GOAL
Select from the data all lines with the word "ascendancy".

(Collection entries)
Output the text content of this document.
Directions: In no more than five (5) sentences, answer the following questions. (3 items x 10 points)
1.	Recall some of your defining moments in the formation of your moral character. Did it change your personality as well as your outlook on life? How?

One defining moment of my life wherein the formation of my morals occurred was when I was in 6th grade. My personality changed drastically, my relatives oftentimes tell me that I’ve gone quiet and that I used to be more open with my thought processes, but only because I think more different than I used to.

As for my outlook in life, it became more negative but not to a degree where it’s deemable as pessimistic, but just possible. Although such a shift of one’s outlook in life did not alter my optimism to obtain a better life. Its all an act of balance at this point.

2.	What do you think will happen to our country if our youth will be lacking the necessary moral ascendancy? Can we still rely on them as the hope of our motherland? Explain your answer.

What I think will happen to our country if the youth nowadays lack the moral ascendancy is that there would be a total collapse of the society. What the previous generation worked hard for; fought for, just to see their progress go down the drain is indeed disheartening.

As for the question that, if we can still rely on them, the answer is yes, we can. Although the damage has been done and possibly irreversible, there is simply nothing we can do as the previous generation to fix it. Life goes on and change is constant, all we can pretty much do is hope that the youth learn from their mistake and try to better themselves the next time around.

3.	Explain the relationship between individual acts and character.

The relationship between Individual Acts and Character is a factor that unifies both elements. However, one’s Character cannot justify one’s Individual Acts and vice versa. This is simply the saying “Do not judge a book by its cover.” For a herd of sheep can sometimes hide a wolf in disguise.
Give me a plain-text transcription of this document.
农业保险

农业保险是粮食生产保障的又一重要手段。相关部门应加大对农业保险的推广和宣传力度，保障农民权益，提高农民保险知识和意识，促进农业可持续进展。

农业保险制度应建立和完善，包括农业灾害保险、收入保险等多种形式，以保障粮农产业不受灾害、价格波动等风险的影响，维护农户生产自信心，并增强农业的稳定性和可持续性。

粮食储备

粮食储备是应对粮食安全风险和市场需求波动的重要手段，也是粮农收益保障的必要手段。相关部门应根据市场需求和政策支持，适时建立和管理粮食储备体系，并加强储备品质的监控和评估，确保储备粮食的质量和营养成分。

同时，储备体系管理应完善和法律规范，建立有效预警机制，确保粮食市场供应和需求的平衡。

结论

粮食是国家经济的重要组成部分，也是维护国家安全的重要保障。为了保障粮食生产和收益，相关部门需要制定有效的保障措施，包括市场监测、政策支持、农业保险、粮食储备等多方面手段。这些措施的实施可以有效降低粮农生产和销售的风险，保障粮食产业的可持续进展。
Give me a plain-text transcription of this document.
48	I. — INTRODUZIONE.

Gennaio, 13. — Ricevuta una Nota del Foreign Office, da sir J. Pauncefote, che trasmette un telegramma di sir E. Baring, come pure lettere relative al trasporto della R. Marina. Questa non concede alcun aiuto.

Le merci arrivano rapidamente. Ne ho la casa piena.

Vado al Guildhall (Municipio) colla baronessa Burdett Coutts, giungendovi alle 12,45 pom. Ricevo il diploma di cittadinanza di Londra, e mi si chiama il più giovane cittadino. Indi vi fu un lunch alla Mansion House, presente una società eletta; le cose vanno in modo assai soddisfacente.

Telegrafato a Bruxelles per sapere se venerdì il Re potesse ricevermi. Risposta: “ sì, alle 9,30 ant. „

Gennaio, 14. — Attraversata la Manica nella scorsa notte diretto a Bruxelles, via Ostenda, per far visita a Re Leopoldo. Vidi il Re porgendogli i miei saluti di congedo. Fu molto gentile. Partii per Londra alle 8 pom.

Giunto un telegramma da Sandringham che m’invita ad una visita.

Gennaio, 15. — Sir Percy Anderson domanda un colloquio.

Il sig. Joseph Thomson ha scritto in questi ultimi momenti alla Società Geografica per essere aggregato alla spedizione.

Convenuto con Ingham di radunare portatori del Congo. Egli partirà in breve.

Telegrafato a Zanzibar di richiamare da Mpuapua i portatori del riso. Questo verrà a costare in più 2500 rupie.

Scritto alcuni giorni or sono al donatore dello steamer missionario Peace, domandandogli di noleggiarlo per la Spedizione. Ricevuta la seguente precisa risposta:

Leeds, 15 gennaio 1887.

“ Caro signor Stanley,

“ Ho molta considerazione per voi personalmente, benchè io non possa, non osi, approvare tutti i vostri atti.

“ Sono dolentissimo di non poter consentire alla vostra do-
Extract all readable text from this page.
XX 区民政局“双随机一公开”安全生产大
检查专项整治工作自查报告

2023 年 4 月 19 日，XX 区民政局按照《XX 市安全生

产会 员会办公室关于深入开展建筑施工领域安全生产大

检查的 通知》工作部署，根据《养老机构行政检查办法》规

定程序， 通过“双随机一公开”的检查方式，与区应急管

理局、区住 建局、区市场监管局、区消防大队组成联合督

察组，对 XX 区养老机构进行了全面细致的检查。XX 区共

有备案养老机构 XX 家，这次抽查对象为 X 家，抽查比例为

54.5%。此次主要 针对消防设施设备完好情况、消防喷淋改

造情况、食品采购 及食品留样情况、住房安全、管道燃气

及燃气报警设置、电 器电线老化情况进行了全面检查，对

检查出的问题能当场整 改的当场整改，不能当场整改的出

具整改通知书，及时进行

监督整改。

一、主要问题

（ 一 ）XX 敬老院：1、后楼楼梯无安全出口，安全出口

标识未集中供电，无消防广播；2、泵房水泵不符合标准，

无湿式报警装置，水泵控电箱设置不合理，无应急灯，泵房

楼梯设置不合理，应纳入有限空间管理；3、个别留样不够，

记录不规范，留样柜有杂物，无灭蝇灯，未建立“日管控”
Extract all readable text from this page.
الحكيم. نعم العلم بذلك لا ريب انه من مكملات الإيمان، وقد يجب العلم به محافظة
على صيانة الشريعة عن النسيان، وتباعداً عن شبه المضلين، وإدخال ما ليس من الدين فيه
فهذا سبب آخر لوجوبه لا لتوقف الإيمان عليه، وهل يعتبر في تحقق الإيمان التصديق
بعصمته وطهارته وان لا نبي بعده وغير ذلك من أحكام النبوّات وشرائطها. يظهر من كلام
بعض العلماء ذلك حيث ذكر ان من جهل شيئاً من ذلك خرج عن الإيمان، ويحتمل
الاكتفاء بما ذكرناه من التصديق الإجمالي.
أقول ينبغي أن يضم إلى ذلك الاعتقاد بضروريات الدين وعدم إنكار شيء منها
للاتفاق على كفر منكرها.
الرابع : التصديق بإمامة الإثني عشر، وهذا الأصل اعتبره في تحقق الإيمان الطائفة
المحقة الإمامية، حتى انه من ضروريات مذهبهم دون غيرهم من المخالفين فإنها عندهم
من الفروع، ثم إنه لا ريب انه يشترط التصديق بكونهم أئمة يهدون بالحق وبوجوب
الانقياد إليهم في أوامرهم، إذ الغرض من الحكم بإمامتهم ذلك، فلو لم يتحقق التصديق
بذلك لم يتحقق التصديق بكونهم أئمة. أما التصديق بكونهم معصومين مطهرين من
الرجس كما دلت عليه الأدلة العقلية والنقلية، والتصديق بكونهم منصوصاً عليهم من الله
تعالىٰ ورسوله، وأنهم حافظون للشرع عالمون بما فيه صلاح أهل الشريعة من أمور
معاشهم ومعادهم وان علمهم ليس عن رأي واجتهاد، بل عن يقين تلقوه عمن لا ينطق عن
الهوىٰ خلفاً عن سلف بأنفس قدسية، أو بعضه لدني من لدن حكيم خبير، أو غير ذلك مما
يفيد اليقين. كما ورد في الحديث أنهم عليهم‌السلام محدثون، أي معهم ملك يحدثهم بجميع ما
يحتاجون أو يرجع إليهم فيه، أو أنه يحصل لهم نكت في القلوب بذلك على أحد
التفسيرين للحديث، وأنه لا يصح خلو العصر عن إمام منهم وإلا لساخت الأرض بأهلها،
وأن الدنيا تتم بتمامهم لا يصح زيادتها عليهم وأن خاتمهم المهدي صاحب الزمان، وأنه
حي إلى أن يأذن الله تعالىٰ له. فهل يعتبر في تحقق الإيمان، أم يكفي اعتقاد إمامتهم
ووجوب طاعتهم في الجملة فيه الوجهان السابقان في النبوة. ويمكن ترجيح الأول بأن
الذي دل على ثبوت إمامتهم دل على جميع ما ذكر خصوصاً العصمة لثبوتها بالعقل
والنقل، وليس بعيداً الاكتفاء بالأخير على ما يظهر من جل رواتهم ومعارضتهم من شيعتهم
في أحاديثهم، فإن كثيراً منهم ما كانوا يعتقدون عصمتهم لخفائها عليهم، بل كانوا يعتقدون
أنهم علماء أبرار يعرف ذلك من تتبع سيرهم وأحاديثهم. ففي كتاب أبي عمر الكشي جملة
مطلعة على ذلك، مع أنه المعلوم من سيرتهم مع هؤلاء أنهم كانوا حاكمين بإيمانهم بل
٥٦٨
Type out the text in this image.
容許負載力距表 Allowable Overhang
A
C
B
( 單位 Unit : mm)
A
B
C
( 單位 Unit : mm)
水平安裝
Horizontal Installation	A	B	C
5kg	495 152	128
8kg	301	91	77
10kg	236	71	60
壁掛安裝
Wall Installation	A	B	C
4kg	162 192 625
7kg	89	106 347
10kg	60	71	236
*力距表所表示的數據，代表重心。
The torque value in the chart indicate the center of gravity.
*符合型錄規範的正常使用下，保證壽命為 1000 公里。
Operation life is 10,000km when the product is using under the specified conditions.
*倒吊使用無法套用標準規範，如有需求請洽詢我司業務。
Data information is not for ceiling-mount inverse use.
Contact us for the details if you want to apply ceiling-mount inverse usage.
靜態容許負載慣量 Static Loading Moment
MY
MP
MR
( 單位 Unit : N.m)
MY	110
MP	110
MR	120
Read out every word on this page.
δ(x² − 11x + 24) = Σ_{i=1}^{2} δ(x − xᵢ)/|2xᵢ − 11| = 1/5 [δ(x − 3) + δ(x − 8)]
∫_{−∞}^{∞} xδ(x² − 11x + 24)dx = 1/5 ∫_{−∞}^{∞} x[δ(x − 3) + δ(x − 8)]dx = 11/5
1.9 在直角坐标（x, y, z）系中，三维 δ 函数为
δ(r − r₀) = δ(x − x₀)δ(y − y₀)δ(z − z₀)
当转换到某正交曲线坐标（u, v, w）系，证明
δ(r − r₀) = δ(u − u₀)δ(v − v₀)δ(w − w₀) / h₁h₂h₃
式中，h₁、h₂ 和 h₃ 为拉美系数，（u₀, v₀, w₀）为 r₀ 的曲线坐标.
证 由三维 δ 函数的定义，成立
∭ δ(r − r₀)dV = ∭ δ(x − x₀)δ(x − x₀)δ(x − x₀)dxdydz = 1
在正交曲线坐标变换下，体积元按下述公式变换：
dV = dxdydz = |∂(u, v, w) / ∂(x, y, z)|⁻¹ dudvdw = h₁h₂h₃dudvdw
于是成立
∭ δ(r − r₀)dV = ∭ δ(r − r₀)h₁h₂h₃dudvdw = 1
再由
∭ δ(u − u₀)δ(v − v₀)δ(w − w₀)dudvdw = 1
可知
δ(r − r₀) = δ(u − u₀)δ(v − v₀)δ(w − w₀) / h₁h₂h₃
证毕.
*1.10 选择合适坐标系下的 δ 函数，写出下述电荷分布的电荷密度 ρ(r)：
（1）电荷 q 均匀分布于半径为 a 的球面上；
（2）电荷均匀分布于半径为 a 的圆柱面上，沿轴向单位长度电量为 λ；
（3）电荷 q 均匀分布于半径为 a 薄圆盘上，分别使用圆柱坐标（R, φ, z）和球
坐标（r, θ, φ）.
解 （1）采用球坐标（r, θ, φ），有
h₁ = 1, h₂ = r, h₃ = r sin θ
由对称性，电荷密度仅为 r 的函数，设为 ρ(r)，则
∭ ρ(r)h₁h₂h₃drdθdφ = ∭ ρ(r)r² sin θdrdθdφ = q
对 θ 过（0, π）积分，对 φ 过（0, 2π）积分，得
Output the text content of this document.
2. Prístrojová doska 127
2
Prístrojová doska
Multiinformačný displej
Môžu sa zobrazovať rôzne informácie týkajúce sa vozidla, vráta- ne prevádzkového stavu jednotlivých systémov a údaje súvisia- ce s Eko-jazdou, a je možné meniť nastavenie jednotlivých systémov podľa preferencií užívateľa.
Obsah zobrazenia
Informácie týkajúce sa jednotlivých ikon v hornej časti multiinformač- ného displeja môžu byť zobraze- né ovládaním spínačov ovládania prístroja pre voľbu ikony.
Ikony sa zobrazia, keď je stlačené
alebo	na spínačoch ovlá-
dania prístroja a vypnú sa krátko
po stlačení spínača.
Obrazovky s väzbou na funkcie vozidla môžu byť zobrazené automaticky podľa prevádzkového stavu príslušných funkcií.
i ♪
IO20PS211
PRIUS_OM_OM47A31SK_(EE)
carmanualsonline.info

RESULT
2.	What do you think will happen to our country if our youth will be lacking the necessary moral ascendancy? Can we still rely on them as the hope of our motherland? Explain your answer.
What I think will happen to our country if the youth nowadays lack the moral ascendancy is that there would be a total collapse of the society. What the previous generation worked hard for; fought for, just to see their progress go down the drain is indeed disheartening.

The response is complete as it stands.